**SOURCE RECORDS**
>>>>>

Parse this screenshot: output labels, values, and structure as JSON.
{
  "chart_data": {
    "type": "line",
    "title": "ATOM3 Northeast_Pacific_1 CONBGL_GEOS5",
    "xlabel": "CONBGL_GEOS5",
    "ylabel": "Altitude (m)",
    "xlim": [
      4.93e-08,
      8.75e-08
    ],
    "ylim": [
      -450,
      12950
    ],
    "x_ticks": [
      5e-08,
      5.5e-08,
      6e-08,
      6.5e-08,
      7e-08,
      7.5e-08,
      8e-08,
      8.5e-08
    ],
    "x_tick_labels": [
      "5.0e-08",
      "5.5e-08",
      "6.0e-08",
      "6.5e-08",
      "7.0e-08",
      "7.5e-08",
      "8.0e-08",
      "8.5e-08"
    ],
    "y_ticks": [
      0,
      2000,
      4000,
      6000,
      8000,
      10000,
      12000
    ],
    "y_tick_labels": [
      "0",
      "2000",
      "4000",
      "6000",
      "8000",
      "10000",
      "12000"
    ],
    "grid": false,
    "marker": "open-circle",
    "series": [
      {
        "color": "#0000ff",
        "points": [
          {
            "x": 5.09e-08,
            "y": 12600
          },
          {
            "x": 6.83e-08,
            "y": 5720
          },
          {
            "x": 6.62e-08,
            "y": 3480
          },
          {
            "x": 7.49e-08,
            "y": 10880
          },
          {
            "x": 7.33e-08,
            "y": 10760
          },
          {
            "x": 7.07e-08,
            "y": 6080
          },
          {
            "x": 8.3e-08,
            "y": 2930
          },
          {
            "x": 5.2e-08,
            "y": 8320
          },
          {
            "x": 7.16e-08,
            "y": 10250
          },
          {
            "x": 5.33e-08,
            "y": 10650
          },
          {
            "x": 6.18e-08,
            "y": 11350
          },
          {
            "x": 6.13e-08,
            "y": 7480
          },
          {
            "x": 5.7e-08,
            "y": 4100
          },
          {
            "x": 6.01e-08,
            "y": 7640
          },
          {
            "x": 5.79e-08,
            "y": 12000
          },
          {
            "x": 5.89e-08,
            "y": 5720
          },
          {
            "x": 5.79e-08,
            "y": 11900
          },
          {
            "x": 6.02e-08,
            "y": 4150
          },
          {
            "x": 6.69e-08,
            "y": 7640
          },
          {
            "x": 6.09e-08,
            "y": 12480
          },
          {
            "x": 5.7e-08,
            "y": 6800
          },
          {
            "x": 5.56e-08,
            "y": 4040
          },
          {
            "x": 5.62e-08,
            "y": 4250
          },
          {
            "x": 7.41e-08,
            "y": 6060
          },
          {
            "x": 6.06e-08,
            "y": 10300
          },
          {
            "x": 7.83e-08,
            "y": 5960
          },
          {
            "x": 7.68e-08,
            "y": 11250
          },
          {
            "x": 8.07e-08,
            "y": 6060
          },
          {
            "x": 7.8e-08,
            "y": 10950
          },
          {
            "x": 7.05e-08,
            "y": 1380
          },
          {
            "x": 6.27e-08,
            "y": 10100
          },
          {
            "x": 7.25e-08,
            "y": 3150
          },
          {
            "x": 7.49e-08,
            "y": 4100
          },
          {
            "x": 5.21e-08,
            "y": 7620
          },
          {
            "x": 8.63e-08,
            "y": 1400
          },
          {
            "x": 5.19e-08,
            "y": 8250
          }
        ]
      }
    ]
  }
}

<<<<<
>>>>>

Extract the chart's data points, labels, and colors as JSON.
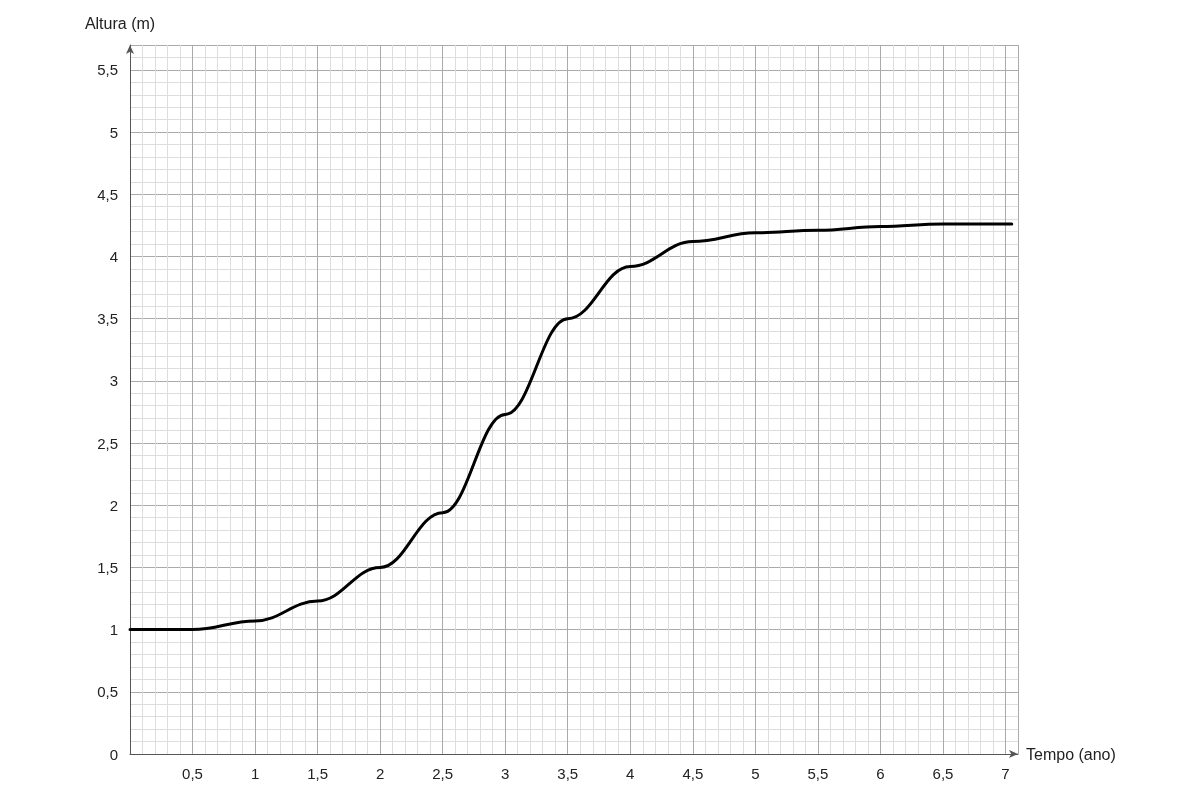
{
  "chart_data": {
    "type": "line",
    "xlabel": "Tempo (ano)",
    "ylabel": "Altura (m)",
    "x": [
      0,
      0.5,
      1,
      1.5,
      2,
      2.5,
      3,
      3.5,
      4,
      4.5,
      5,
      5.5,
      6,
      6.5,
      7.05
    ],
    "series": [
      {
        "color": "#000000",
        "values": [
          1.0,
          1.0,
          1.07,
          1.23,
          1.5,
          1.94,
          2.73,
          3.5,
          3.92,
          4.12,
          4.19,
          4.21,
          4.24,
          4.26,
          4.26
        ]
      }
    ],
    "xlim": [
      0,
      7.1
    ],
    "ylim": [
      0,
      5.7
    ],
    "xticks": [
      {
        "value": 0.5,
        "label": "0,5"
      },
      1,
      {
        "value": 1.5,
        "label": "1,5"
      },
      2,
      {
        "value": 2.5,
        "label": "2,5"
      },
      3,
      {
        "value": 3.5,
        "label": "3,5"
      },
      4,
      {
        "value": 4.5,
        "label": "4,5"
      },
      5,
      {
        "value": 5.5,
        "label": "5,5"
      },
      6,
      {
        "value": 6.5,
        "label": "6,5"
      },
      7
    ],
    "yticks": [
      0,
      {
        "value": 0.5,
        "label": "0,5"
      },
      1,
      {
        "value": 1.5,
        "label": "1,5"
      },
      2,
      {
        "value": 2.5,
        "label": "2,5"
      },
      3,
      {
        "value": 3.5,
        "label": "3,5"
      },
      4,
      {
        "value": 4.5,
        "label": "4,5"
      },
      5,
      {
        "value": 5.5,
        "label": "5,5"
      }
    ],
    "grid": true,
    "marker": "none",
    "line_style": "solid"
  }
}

<<<<<

Using the listing above, return all lines where the word "values" occurs.

**OUTPUT**
Parse this screenshot: output labels, values, and structure as JSON.
        "values": [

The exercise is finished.